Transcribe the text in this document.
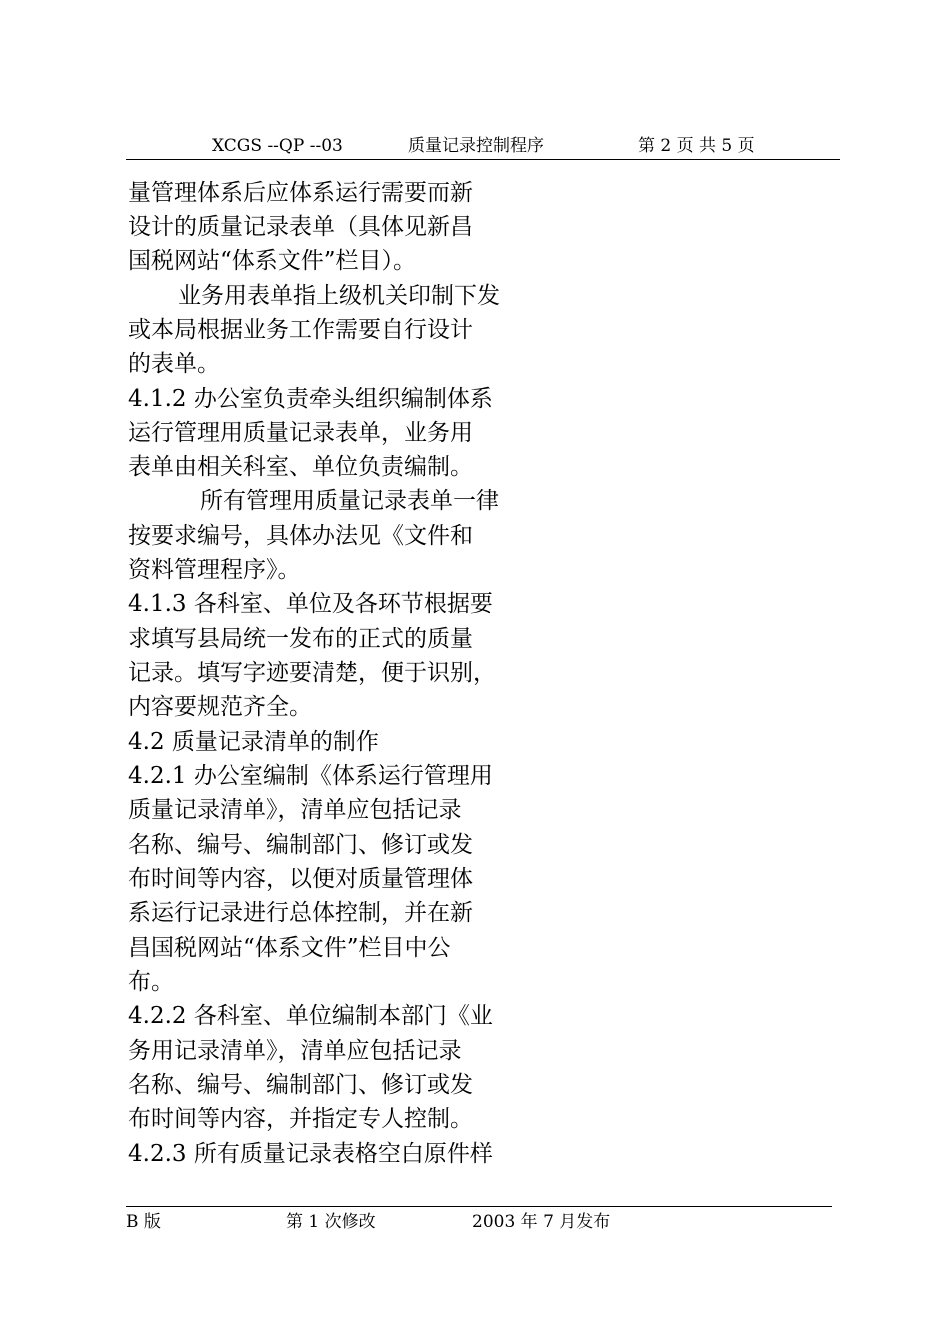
XCGS --QP --03	质量记录控制程序	第 2 页 共 5 页
量管理体系后应体系运行需要而新
设计的质量记录表单（具体见新昌
国税网站“体系文件”栏目）。
业务用表单指上级机关印制下发
或本局根据业务工作需要自行设计
的表单。
4.1.2 办公室负责牵头组织编制体系
运行管理用质量记录表单，业务用
表单由相关科室、单位负责编制。
所有管理用质量记录表单一律
按要求编号，具体办法见《文件和
资料管理程序》。
4.1.3 各科室、单位及各环节根据要
求填写县局统一发布的正式的质量
记录。填写字迹要清楚，便于识别，
内容要规范齐全。
4.2 质量记录清单的制作
4.2.1 办公室编制《体系运行管理用
质量记录清单》，清单应包括记录
名称、编号、编制部门、修订或发
布时间等内容，以便对质量管理体
系运行记录进行总体控制，并在新
昌国税网站“体系文件”栏目中公
布。
4.2.2 各科室、单位编制本部门《业
务用记录清单》，清单应包括记录
名称、编号、编制部门、修订或发
布时间等内容，并指定专人控制。
4.2.3 所有质量记录表格空白原件样
B 版	第 1 次修改	2003 年 7 月发布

******************************

Exercise task: Repeat the material above word for word and skip every image in it.

Task solution:
Transcribe the text in this document.
XCGS --QP --03	质量记录控制程序	第 2 页 共 5 页
量管理体系后应体系运行需要而新
设计的质量记录表单（具体见新昌
国税网站“体系文件”栏目）。
业务用表单指上级机关印制下发
或本局根据业务工作需要自行设计
的表单。
4.1.2 办公室负责牵头组织编制体系
运行管理用质量记录表单，业务用
表单由相关科室、单位负责编制。
所有管理用质量记录表单一律
按要求编号，具体办法见《文件和
资料管理程序》。
4.1.3 各科室、单位及各环节根据要
求填写县局统一发布的正式的质量
记录。填写字迹要清楚，便于识别，
内容要规范齐全。
4.2 质量记录清单的制作
4.2.1 办公室编制《体系运行管理用
质量记录清单》，清单应包括记录
名称、编号、编制部门、修订或发
布时间等内容，以便对质量管理体
系运行记录进行总体控制，并在新
昌国税网站“体系文件”栏目中公
布。
4.2.2 各科室、单位编制本部门《业
务用记录清单》，清单应包括记录
名称、编号、编制部门、修订或发
布时间等内容，并指定专人控制。
4.2.3 所有质量记录表格空白原件样
B 版	第 1 次修改	2003 年 7 月发布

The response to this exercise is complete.